Work through the data line by line, gathering every line that has the word "Expected".
START Records for the task
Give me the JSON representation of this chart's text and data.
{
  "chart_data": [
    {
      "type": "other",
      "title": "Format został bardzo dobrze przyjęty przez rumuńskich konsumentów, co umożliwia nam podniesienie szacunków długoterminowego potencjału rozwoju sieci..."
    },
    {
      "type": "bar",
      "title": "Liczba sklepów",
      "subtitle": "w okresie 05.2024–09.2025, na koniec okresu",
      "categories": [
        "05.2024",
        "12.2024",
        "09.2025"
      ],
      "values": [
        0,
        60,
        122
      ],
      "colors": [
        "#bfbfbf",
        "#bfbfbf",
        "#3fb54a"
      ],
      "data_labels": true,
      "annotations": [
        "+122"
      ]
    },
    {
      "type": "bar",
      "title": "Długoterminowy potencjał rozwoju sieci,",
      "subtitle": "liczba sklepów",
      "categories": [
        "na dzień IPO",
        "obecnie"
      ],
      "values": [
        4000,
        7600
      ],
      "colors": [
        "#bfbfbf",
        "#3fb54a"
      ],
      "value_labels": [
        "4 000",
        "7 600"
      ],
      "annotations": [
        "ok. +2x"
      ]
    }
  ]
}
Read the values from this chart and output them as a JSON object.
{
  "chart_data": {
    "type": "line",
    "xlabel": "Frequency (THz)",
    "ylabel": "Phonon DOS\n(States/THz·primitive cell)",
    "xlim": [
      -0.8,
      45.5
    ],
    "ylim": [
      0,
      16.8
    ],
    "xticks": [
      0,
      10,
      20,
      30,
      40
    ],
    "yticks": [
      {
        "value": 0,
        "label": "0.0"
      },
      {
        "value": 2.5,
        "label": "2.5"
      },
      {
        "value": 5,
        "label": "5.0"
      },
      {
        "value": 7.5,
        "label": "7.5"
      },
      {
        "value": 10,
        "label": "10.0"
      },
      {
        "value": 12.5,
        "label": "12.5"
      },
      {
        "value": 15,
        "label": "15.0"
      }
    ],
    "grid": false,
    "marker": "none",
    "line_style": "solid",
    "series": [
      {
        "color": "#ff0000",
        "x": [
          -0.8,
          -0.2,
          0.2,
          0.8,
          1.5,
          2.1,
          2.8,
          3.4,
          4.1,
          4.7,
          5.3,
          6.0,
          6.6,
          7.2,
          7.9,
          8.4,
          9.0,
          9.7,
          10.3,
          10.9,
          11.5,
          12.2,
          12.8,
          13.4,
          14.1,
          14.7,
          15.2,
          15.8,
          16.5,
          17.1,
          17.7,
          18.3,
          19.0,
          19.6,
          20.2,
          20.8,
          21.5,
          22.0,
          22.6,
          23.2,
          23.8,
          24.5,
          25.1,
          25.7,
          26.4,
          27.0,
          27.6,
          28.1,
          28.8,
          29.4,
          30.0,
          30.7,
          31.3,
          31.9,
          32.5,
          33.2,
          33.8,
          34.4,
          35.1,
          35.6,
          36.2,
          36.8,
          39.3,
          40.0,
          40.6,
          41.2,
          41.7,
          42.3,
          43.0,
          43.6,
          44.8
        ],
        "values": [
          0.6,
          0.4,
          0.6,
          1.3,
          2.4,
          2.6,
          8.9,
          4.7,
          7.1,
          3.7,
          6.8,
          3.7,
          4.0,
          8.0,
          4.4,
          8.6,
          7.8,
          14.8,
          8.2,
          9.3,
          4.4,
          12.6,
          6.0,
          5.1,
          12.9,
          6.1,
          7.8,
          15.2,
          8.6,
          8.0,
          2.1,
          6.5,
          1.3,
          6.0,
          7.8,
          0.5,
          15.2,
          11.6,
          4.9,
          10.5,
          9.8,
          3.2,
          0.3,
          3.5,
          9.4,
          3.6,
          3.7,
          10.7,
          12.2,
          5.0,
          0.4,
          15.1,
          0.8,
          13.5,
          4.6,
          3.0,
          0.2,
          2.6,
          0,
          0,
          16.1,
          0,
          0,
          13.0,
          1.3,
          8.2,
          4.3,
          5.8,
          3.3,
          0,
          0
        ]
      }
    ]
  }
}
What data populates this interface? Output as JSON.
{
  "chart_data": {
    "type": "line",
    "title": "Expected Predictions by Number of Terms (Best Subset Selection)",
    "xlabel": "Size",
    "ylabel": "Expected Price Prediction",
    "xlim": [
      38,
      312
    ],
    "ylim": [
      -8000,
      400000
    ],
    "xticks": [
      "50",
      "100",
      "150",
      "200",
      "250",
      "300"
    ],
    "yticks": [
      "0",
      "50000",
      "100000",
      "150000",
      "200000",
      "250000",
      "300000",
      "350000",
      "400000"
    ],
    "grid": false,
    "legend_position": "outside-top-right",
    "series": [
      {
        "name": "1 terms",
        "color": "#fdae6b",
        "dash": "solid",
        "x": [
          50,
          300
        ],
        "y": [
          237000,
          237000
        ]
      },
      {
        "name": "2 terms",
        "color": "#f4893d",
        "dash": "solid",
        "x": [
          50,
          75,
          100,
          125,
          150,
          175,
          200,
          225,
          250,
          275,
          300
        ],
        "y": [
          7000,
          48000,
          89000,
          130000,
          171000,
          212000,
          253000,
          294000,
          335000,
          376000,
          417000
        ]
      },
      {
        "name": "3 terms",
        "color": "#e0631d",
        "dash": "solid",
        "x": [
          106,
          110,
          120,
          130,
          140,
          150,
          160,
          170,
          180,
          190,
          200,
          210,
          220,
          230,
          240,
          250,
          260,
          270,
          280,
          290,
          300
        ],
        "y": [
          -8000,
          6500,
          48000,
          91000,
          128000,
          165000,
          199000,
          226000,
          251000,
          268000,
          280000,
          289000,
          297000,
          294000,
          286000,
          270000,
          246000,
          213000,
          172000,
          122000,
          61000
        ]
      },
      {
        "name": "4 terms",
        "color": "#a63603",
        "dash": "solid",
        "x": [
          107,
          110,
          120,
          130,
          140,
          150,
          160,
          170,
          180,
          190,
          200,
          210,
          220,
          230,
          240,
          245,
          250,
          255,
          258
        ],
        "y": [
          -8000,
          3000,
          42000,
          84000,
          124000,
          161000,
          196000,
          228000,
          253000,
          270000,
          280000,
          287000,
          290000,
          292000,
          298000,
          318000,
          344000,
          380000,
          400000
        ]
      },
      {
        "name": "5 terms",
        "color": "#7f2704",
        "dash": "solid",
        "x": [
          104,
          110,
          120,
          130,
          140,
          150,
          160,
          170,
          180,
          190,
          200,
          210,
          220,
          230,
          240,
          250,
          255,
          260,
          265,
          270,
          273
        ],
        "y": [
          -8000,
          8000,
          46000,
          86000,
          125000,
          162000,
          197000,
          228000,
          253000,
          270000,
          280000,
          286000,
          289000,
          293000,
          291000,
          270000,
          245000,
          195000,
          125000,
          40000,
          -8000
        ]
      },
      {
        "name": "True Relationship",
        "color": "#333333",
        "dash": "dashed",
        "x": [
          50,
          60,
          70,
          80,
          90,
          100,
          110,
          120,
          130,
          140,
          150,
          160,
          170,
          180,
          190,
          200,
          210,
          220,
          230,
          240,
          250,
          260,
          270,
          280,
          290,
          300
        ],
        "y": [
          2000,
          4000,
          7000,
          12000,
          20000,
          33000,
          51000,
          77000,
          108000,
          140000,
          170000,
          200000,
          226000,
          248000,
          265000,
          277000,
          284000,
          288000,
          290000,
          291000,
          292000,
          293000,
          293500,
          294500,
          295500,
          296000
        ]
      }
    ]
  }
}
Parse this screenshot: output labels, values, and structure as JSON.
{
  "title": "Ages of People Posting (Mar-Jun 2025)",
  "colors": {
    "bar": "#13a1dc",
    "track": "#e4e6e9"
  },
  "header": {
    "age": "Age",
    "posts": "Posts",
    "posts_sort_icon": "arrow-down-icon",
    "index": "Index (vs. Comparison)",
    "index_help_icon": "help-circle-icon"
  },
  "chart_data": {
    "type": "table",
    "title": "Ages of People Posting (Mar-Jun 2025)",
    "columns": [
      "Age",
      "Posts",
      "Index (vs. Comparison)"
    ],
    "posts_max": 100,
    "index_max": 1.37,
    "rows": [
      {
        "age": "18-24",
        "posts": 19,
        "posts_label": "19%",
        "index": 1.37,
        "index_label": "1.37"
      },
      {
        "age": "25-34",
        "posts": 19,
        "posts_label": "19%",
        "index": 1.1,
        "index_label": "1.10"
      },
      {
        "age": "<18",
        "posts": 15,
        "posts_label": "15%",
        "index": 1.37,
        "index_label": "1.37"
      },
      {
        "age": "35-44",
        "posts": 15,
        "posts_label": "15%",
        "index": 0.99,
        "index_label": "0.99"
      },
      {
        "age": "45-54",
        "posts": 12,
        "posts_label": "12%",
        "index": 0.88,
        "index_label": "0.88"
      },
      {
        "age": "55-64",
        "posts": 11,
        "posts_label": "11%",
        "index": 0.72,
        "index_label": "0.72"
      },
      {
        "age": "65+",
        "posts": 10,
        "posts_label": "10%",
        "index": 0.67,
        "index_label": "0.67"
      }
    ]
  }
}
END Records for the task
- Completed task -
    "title": "Expected Predictions by Number of Terms (Best Subset Selection)",
    "ylabel": "Expected Price Prediction",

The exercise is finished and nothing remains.